[Dataset entries on figures]
- - -

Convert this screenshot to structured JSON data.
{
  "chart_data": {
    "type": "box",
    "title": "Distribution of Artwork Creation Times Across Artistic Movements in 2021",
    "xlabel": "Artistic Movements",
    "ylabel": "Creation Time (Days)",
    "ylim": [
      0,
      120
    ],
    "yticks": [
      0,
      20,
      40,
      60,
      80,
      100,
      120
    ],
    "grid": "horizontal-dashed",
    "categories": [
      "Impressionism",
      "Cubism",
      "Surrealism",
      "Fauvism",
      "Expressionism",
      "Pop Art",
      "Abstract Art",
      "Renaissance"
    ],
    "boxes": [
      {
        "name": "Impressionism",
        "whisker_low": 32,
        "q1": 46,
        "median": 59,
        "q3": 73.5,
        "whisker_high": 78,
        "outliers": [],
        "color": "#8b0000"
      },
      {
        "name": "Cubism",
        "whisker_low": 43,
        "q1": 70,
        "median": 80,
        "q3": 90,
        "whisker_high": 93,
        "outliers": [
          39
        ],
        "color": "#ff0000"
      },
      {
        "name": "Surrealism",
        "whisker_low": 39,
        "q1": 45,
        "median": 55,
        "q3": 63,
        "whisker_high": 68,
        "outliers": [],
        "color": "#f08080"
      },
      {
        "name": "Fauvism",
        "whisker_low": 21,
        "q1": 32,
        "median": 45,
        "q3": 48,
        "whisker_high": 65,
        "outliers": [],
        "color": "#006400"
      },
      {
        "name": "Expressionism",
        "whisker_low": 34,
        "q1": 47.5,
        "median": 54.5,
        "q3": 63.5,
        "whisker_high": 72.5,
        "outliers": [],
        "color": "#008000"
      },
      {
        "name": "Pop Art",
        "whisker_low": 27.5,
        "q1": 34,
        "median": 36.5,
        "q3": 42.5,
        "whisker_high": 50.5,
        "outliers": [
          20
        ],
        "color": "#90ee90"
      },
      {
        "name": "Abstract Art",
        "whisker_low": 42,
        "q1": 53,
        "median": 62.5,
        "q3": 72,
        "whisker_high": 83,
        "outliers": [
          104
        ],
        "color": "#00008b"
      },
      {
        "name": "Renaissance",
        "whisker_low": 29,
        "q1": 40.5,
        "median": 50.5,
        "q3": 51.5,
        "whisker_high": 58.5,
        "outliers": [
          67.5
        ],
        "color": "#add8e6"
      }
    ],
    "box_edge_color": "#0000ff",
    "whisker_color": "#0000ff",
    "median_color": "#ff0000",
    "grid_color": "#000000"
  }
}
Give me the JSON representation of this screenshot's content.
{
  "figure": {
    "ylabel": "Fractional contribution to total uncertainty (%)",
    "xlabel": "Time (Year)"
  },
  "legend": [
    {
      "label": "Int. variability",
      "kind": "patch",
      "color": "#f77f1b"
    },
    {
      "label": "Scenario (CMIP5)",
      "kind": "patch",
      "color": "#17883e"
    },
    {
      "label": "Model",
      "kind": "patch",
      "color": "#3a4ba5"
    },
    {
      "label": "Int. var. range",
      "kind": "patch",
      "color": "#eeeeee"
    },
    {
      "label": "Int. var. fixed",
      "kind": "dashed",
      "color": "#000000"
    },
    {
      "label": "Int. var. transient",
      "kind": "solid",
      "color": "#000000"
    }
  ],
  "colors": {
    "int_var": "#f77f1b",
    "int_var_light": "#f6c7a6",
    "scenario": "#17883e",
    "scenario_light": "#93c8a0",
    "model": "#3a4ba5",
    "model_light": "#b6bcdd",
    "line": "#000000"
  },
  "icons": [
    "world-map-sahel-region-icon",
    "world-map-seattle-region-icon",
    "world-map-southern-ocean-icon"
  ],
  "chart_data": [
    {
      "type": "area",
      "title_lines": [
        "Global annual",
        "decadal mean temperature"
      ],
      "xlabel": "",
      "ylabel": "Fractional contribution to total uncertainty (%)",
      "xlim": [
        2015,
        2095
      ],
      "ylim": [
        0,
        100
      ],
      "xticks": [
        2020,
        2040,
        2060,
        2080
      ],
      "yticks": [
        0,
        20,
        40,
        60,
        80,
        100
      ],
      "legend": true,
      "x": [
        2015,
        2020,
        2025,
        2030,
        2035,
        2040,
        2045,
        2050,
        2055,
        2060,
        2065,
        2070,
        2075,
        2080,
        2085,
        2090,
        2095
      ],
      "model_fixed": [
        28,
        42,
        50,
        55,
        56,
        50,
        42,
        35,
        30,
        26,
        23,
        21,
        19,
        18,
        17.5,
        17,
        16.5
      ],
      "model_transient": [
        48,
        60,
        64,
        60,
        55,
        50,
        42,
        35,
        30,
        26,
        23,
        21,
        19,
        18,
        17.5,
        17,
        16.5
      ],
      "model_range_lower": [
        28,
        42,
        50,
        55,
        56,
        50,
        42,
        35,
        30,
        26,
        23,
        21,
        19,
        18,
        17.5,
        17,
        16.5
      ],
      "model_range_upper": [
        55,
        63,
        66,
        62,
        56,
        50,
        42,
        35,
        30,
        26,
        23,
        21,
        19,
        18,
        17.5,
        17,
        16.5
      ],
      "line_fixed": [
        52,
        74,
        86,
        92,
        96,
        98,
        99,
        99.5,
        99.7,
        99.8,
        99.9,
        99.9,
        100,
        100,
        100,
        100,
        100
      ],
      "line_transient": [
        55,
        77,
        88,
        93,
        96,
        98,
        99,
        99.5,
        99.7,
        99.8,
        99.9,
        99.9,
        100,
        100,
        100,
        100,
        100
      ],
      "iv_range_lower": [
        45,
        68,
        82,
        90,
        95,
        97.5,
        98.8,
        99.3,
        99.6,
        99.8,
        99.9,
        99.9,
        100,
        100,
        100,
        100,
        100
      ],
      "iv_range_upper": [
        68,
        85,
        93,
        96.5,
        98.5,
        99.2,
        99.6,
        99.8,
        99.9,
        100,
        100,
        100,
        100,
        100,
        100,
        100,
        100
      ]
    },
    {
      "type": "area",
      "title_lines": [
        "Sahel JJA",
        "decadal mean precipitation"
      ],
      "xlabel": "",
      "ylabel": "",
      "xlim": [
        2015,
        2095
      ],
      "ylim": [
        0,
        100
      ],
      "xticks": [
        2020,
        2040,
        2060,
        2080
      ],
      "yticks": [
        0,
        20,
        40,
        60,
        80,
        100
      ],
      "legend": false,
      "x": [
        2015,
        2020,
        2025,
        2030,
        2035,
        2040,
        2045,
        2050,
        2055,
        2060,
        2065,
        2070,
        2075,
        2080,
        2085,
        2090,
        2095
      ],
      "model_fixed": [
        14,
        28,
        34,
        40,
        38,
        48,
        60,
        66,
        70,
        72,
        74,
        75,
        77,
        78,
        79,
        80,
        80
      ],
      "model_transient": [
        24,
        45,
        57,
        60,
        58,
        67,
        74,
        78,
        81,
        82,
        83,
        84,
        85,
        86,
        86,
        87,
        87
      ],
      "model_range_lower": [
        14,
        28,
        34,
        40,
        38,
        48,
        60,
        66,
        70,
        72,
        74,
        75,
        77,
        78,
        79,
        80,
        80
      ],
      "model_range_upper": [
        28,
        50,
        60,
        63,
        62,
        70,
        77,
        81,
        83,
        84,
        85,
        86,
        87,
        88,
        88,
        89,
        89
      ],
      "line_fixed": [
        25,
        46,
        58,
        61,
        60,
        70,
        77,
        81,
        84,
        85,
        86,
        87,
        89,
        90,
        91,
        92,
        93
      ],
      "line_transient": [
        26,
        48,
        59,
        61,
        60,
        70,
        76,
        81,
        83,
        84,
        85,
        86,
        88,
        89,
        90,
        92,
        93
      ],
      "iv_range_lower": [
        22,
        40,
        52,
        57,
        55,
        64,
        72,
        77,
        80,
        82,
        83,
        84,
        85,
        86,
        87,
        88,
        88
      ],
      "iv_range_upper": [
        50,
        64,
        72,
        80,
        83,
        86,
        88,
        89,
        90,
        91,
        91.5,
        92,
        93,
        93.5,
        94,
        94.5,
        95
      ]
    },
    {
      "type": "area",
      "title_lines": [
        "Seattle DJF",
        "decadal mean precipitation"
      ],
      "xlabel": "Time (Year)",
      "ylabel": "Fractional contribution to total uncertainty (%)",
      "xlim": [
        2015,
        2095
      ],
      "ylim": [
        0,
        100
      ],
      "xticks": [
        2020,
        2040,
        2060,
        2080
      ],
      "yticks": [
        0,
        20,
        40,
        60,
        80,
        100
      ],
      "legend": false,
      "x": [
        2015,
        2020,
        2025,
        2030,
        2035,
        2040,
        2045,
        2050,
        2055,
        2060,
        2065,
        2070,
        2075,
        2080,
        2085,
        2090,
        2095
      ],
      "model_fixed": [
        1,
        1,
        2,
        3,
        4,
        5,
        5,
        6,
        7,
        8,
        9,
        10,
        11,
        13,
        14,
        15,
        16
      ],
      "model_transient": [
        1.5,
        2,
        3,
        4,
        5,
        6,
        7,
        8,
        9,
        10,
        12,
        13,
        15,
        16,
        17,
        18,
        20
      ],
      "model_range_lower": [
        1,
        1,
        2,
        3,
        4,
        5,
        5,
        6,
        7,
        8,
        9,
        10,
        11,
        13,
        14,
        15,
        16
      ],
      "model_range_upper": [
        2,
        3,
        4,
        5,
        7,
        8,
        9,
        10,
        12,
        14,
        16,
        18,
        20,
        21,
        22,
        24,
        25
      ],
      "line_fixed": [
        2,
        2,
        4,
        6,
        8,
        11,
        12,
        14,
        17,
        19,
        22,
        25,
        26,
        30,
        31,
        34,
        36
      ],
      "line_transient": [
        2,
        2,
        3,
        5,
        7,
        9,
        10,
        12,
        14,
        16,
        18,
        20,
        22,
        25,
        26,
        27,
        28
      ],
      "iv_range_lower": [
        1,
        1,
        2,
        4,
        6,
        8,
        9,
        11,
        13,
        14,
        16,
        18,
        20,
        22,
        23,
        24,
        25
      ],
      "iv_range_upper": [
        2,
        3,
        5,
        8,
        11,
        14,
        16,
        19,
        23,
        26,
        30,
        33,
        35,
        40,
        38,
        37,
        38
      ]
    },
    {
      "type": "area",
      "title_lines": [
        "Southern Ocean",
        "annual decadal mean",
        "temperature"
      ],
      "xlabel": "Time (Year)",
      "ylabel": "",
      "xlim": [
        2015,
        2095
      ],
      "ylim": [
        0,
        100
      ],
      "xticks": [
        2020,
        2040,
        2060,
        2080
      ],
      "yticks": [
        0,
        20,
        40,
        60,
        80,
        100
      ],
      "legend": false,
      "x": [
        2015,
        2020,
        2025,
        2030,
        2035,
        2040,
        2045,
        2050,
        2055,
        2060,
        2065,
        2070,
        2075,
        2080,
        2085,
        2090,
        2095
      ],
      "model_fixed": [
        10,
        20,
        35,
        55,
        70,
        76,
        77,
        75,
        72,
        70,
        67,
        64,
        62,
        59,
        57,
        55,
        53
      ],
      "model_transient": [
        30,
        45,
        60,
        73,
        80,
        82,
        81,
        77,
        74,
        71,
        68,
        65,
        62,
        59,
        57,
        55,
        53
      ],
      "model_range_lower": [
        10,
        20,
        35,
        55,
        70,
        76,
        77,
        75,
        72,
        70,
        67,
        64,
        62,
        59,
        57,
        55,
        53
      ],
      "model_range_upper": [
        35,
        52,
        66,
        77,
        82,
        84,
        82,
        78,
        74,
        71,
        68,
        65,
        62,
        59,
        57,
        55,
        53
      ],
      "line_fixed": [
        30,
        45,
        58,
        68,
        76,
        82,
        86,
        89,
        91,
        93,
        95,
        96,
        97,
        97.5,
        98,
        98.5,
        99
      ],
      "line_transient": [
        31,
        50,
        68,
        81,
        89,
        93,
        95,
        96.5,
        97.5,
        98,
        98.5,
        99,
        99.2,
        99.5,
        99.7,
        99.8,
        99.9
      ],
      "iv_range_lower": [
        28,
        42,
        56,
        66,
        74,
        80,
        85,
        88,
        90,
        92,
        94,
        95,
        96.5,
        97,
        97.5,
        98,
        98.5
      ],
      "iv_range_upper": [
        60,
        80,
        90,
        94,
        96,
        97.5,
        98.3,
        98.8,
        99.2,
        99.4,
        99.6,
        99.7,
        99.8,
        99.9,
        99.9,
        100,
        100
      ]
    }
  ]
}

- - -

Aim of the task
In the records above, how many lines hold the string "screenshot"? Reply with only the number.

Correct output
2